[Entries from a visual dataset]

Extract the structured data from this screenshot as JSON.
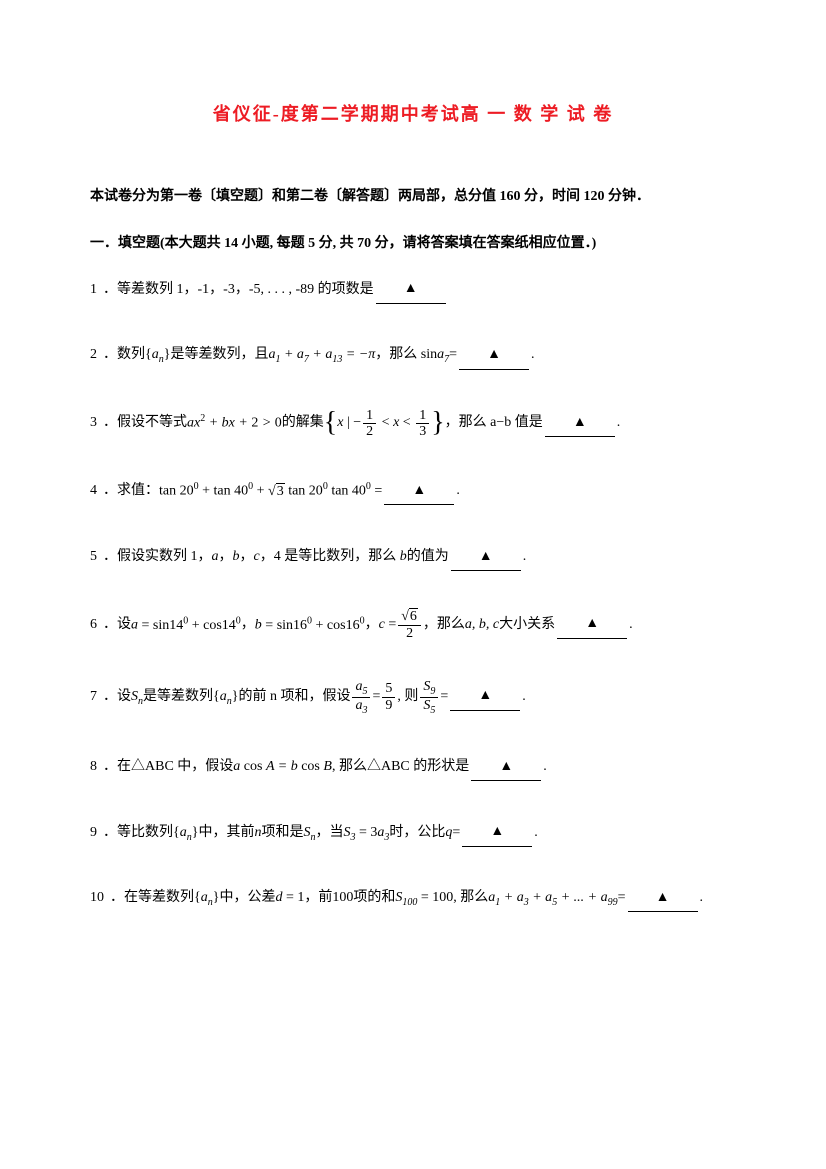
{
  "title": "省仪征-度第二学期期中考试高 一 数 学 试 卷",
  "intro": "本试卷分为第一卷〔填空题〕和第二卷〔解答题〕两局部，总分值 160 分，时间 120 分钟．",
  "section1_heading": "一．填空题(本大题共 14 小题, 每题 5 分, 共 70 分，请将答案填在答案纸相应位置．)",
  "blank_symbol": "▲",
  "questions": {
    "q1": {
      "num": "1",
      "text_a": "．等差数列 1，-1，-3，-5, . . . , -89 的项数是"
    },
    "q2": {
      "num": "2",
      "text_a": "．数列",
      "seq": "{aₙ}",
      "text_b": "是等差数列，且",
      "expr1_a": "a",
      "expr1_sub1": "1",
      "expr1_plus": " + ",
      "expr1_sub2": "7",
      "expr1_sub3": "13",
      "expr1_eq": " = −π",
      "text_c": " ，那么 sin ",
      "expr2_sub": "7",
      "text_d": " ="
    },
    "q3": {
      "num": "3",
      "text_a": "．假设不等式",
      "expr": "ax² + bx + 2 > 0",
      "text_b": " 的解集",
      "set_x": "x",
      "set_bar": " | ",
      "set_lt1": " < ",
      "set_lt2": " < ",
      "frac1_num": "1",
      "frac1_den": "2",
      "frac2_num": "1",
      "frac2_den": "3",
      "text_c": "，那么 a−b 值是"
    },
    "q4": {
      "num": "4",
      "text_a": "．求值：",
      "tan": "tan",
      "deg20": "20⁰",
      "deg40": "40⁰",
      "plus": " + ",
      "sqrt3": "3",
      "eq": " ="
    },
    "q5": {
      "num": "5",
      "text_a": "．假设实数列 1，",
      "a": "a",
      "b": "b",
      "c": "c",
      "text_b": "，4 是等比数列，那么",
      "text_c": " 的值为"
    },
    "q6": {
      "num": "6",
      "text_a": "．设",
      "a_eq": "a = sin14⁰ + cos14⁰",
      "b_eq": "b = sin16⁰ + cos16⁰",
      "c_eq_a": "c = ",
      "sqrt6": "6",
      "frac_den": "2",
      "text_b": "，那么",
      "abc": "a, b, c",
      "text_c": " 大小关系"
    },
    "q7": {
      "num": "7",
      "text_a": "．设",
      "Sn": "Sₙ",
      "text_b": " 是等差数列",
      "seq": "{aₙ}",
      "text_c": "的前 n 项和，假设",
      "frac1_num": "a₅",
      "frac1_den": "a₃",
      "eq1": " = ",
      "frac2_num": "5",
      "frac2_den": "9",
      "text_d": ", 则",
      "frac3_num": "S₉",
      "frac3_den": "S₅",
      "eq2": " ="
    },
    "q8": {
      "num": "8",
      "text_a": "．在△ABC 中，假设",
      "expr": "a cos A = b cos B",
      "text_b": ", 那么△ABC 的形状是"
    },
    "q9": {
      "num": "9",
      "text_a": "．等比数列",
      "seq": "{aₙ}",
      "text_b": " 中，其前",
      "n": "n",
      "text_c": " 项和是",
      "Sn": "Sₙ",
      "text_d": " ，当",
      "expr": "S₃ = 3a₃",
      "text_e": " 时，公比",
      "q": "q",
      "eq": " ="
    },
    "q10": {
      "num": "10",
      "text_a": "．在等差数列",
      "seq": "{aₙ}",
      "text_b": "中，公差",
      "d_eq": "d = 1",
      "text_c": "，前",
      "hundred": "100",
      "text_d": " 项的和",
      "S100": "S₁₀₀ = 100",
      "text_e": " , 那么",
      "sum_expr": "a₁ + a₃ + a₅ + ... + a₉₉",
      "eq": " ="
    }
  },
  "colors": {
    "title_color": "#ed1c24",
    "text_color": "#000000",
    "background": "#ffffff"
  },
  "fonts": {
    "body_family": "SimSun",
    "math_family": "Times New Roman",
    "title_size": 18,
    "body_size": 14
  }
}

● **YOUR OBJECTIVE**
Give an exact copy of the material, leaving out every picture.

● **REPLY TO THE TASK**
Extract the structured data from this screenshot as JSON.
{
  "title": "省仪征-度第二学期期中考试高 一 数 学 试 卷",
  "intro": "本试卷分为第一卷〔填空题〕和第二卷〔解答题〕两局部，总分值 160 分，时间 120 分钟．",
  "section1_heading": "一．填空题(本大题共 14 小题, 每题 5 分, 共 70 分，请将答案填在答案纸相应位置．)",
  "blank_symbol": "▲",
  "questions": {
    "q1": {
      "num": "1",
      "text_a": "．等差数列 1，-1，-3，-5, . . . , -89 的项数是"
    },
    "q2": {
      "num": "2",
      "text_a": "．数列",
      "seq": "{aₙ}",
      "text_b": "是等差数列，且",
      "expr1_a": "a",
      "expr1_sub1": "1",
      "expr1_plus": " + ",
      "expr1_sub2": "7",
      "expr1_sub3": "13",
      "expr1_eq": " = −π",
      "text_c": " ，那么 sin ",
      "expr2_sub": "7",
      "text_d": " ="
    },
    "q3": {
      "num": "3",
      "text_a": "．假设不等式",
      "expr": "ax² + bx + 2 > 0",
      "text_b": " 的解集",
      "set_x": "x",
      "set_bar": " | ",
      "set_lt1": " < ",
      "set_lt2": " < ",
      "frac1_num": "1",
      "frac1_den": "2",
      "frac2_num": "1",
      "frac2_den": "3",
      "text_c": "，那么 a−b 值是"
    },
    "q4": {
      "num": "4",
      "text_a": "．求值：",
      "tan": "tan",
      "deg20": "20⁰",
      "deg40": "40⁰",
      "plus": " + ",
      "sqrt3": "3",
      "eq": " ="
    },
    "q5": {
      "num": "5",
      "text_a": "．假设实数列 1，",
      "a": "a",
      "b": "b",
      "c": "c",
      "text_b": "，4 是等比数列，那么",
      "text_c": " 的值为"
    },
    "q6": {
      "num": "6",
      "text_a": "．设",
      "a_eq": "a = sin14⁰ + cos14⁰",
      "b_eq": "b = sin16⁰ + cos16⁰",
      "c_eq_a": "c = ",
      "sqrt6": "6",
      "frac_den": "2",
      "text_b": "，那么",
      "abc": "a, b, c",
      "text_c": " 大小关系"
    },
    "q7": {
      "num": "7",
      "text_a": "．设",
      "Sn": "Sₙ",
      "text_b": " 是等差数列",
      "seq": "{aₙ}",
      "text_c": "的前 n 项和，假设",
      "frac1_num": "a₅",
      "frac1_den": "a₃",
      "eq1": " = ",
      "frac2_num": "5",
      "frac2_den": "9",
      "text_d": ", 则",
      "frac3_num": "S₉",
      "frac3_den": "S₅",
      "eq2": " ="
    },
    "q8": {
      "num": "8",
      "text_a": "．在△ABC 中，假设",
      "expr": "a cos A = b cos B",
      "text_b": ", 那么△ABC 的形状是"
    },
    "q9": {
      "num": "9",
      "text_a": "．等比数列",
      "seq": "{aₙ}",
      "text_b": " 中，其前",
      "n": "n",
      "text_c": " 项和是",
      "Sn": "Sₙ",
      "text_d": " ，当",
      "expr": "S₃ = 3a₃",
      "text_e": " 时，公比",
      "q": "q",
      "eq": " ="
    },
    "q10": {
      "num": "10",
      "text_a": "．在等差数列",
      "seq": "{aₙ}",
      "text_b": "中，公差",
      "d_eq": "d = 1",
      "text_c": "，前",
      "hundred": "100",
      "text_d": " 项的和",
      "S100": "S₁₀₀ = 100",
      "text_e": " , 那么",
      "sum_expr": "a₁ + a₃ + a₅ + ... + a₉₉",
      "eq": " ="
    }
  },
  "colors": {
    "title_color": "#ed1c24",
    "text_color": "#000000",
    "background": "#ffffff"
  },
  "fonts": {
    "body_family": "SimSun",
    "math_family": "Times New Roman",
    "title_size": 18,
    "body_size": 14
  }
}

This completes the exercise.